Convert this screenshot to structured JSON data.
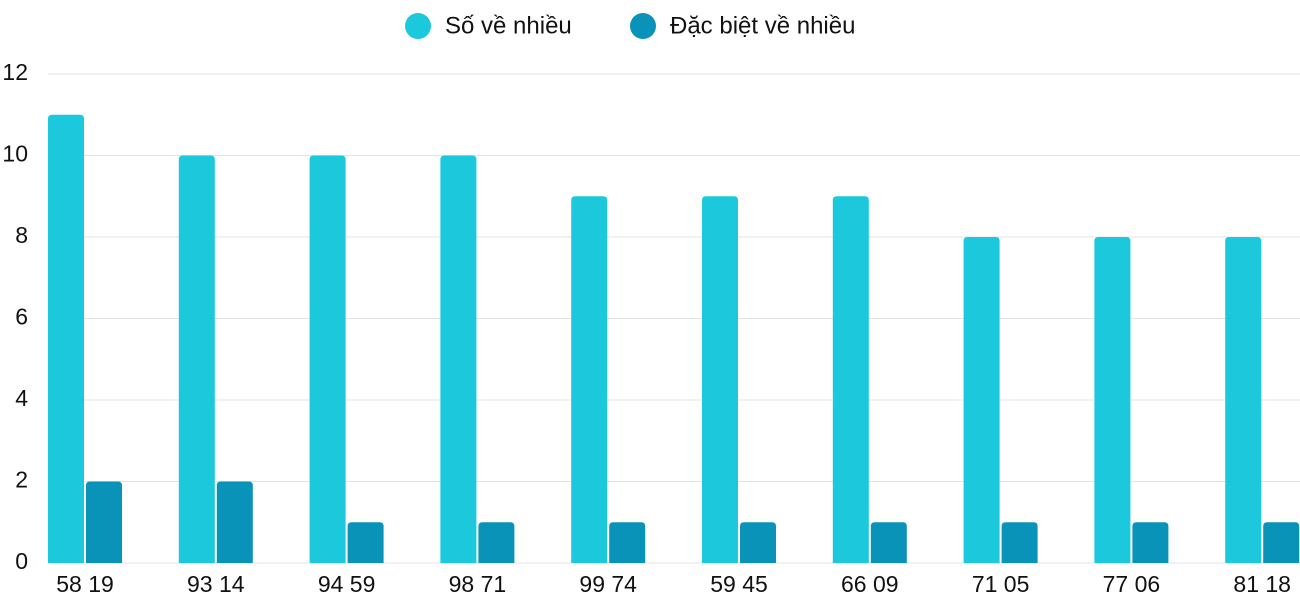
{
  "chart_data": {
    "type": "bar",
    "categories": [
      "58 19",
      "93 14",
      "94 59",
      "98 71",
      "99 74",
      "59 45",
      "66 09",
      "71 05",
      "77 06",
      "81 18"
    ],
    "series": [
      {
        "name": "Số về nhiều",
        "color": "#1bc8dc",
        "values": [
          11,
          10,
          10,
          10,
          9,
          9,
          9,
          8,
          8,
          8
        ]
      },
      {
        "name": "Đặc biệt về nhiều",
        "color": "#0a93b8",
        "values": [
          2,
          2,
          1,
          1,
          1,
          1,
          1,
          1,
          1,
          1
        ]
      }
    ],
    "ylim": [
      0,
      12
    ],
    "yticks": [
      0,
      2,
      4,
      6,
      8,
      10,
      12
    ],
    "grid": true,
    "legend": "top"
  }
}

§ Work required: Go through the data above and transcribe it in full, omitting any image.

§ Output:
Convert this screenshot to structured JSON data.
{
  "chart_data": {
    "type": "bar",
    "categories": [
      "58 19",
      "93 14",
      "94 59",
      "98 71",
      "99 74",
      "59 45",
      "66 09",
      "71 05",
      "77 06",
      "81 18"
    ],
    "series": [
      {
        "name": "Số về nhiều",
        "color": "#1bc8dc",
        "values": [
          11,
          10,
          10,
          10,
          9,
          9,
          9,
          8,
          8,
          8
        ]
      },
      {
        "name": "Đặc biệt về nhiều",
        "color": "#0a93b8",
        "values": [
          2,
          2,
          1,
          1,
          1,
          1,
          1,
          1,
          1,
          1
        ]
      }
    ],
    "ylim": [
      0,
      12
    ],
    "yticks": [
      0,
      2,
      4,
      6,
      8,
      10,
      12
    ],
    "grid": true,
    "legend": "top"
  }
}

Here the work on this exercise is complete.